══ Input for this task
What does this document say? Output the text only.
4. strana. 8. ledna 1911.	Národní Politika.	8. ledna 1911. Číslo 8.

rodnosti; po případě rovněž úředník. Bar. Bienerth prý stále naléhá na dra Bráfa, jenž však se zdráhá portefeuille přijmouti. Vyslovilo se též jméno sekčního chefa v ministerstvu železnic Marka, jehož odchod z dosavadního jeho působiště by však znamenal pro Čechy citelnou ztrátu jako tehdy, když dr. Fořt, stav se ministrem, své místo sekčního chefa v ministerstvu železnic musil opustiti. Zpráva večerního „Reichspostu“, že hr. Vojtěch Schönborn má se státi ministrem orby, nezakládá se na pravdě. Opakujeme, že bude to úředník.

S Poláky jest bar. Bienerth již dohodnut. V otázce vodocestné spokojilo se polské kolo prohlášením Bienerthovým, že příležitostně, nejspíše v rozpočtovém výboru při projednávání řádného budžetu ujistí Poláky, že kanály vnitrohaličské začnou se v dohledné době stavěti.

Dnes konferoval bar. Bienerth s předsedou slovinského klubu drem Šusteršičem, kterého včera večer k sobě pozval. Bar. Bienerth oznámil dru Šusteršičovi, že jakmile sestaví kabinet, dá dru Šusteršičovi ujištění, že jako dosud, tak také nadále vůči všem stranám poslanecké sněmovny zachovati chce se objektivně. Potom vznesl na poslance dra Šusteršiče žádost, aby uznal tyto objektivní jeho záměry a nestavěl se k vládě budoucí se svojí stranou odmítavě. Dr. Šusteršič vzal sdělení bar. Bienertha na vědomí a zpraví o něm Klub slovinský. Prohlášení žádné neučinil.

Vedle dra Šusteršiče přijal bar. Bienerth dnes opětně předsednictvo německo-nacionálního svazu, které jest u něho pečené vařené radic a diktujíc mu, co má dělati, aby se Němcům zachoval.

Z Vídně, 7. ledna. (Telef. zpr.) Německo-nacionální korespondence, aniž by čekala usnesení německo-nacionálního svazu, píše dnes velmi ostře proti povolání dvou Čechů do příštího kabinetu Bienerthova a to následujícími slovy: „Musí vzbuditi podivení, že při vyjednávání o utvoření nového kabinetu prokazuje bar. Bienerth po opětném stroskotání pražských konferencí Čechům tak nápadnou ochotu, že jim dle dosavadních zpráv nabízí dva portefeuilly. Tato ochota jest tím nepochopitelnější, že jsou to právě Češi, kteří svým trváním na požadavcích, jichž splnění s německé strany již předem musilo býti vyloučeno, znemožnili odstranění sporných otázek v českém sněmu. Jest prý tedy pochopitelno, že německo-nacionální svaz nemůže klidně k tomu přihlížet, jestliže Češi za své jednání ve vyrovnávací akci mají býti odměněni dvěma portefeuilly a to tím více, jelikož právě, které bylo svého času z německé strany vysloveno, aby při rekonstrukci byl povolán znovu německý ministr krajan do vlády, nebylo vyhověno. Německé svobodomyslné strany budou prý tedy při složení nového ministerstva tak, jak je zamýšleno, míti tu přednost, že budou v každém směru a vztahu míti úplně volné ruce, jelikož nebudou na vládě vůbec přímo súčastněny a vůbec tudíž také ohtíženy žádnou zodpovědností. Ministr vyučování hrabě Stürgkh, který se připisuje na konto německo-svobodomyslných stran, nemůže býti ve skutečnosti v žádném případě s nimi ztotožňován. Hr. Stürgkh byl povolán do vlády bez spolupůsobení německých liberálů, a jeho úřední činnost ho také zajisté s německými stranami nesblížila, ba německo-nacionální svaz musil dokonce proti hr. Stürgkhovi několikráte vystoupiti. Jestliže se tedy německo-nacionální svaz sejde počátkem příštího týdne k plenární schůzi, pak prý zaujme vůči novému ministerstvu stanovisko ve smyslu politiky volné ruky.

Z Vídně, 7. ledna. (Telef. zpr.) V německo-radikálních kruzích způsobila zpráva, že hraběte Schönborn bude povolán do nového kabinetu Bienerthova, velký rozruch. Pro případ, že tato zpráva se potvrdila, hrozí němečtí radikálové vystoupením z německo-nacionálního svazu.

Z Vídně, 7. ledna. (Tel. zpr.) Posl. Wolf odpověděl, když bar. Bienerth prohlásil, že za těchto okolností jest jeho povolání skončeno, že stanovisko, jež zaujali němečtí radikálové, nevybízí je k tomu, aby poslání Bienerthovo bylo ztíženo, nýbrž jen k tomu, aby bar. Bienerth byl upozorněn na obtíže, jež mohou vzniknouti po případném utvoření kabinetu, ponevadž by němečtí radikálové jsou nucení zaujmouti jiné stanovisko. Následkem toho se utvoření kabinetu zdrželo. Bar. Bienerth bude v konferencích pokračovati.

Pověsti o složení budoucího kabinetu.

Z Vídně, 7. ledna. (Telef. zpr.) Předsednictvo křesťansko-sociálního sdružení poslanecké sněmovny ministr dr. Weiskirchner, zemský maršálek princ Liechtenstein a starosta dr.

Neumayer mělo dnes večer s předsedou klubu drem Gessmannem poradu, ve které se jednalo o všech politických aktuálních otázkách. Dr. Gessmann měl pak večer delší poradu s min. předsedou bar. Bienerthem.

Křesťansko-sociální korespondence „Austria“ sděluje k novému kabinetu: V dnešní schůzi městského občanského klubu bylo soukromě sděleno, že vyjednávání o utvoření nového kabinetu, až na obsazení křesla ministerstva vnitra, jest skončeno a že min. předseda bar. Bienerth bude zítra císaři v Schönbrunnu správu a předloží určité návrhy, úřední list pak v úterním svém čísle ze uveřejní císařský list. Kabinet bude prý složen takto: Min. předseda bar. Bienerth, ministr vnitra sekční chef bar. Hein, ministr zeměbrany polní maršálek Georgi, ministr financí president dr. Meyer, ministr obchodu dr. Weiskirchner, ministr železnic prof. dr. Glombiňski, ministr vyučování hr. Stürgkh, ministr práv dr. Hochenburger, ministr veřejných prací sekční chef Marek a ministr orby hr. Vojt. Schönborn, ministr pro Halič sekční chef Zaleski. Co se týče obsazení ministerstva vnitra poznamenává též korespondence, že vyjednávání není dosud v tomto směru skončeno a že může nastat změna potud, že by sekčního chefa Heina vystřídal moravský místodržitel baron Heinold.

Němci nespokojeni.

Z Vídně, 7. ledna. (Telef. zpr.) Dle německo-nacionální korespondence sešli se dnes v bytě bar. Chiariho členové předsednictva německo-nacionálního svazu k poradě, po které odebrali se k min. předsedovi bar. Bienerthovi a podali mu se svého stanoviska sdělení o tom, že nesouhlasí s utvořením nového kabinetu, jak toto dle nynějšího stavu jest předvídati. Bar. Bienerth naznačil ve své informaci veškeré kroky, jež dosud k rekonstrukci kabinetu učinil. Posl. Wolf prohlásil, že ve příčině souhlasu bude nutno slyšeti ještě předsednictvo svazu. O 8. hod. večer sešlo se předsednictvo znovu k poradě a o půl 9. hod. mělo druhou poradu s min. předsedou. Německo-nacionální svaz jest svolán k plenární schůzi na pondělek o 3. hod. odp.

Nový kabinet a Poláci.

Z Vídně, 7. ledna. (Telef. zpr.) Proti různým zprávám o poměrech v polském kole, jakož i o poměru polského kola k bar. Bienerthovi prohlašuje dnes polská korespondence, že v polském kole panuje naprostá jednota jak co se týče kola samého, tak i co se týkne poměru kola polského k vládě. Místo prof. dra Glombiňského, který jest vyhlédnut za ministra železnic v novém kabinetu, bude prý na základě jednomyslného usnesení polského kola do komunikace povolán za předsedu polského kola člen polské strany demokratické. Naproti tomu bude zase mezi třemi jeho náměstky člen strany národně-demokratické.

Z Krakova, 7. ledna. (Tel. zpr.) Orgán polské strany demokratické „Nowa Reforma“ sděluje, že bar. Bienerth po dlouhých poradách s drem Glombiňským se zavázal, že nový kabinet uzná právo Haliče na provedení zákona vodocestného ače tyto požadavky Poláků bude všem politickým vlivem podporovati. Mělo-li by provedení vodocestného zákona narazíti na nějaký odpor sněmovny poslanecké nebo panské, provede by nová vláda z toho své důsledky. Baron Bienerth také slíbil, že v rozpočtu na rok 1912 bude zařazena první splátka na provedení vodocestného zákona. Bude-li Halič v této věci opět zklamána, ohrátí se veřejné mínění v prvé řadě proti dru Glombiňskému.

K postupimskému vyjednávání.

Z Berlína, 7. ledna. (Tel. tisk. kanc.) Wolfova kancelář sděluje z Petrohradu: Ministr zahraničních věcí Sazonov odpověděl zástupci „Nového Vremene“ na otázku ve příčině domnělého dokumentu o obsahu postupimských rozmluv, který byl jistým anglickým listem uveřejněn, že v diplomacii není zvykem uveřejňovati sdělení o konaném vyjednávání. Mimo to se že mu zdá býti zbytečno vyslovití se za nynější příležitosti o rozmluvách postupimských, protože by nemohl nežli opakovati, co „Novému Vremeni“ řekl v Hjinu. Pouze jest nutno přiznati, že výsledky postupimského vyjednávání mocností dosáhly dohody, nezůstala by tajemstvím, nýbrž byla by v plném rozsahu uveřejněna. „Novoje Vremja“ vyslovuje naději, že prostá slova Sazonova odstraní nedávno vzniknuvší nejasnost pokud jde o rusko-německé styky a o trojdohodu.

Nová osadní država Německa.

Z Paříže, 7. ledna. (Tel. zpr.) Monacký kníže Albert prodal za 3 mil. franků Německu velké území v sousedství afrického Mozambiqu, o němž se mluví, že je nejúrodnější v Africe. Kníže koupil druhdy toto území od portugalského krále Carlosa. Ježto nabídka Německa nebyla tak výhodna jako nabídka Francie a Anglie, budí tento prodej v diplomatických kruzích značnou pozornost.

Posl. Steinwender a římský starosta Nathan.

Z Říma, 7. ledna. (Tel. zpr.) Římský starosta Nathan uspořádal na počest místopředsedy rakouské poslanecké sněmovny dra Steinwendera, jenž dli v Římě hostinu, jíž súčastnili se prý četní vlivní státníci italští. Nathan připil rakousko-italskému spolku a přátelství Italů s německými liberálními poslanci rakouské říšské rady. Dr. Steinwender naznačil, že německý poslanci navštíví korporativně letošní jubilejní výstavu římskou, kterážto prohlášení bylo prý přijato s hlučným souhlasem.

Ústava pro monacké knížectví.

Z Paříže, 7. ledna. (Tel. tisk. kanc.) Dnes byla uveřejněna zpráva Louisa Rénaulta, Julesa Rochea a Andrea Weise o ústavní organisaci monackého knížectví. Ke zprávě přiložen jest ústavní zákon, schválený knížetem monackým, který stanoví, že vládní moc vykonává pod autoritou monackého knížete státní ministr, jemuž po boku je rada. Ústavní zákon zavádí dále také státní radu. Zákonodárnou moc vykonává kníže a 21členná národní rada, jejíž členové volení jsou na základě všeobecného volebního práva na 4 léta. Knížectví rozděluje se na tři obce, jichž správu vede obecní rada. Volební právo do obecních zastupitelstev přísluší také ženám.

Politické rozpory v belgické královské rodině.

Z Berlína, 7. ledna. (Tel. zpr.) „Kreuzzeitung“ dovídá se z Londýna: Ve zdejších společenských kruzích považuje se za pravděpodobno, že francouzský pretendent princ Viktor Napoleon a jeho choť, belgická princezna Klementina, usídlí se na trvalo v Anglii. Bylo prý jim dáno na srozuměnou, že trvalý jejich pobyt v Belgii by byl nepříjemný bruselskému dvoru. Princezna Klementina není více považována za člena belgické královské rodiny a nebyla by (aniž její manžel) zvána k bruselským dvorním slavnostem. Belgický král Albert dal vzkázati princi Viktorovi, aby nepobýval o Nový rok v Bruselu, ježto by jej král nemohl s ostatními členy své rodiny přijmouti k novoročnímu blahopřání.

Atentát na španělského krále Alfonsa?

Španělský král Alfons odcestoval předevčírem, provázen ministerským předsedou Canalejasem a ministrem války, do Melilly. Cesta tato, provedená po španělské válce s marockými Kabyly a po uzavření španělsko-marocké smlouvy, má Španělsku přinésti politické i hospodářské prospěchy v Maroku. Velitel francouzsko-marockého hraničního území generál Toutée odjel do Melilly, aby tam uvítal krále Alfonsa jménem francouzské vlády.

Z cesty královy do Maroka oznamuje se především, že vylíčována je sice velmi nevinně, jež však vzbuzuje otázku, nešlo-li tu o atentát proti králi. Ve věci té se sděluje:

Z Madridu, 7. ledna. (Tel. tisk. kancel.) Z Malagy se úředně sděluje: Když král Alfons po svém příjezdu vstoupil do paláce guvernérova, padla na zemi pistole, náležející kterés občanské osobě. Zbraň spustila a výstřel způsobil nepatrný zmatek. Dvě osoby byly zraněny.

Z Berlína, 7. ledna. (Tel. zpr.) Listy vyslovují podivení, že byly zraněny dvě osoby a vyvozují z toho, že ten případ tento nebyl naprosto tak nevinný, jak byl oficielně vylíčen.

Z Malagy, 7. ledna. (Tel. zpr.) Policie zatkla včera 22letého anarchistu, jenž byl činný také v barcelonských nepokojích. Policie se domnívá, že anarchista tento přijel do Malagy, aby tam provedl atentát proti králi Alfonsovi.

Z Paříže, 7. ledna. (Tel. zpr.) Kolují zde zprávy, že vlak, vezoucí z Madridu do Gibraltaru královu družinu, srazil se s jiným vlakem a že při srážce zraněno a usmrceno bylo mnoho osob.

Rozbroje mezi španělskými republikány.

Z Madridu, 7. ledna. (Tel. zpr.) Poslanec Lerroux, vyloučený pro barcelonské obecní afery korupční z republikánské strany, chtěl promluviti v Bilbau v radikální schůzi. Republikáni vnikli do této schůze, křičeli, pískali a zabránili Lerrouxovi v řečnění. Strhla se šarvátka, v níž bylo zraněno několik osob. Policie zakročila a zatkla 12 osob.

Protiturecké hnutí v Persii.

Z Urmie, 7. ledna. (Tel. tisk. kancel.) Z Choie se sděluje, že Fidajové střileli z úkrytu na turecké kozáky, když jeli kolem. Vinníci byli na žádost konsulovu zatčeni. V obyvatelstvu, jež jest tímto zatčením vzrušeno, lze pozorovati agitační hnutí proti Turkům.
════
Gather all lines from the records above in which "Malagy" appears.

Z Madridu, 7. ledna. (Tel. tisk. kancel.) Z Malagy se úředně sděluje: Když král Alfons po svém příjezdu vstoupil do paláce guvernérova, padla na zemi pistole, náležející kterés občanské osobě. Zbraň spustila a výstřel způsobil nepatrný zmatek. Dvě osoby byly zraněny.
Z Malagy, 7. ledna. (Tel. zpr.) Policie zatkla včera 22letého anarchistu, jenž byl činný také v barcelonských nepokojích. Policie se domnívá, že anarchista tento přijel do Malagy, aby tam provedl atentát proti králi Alfonsovi.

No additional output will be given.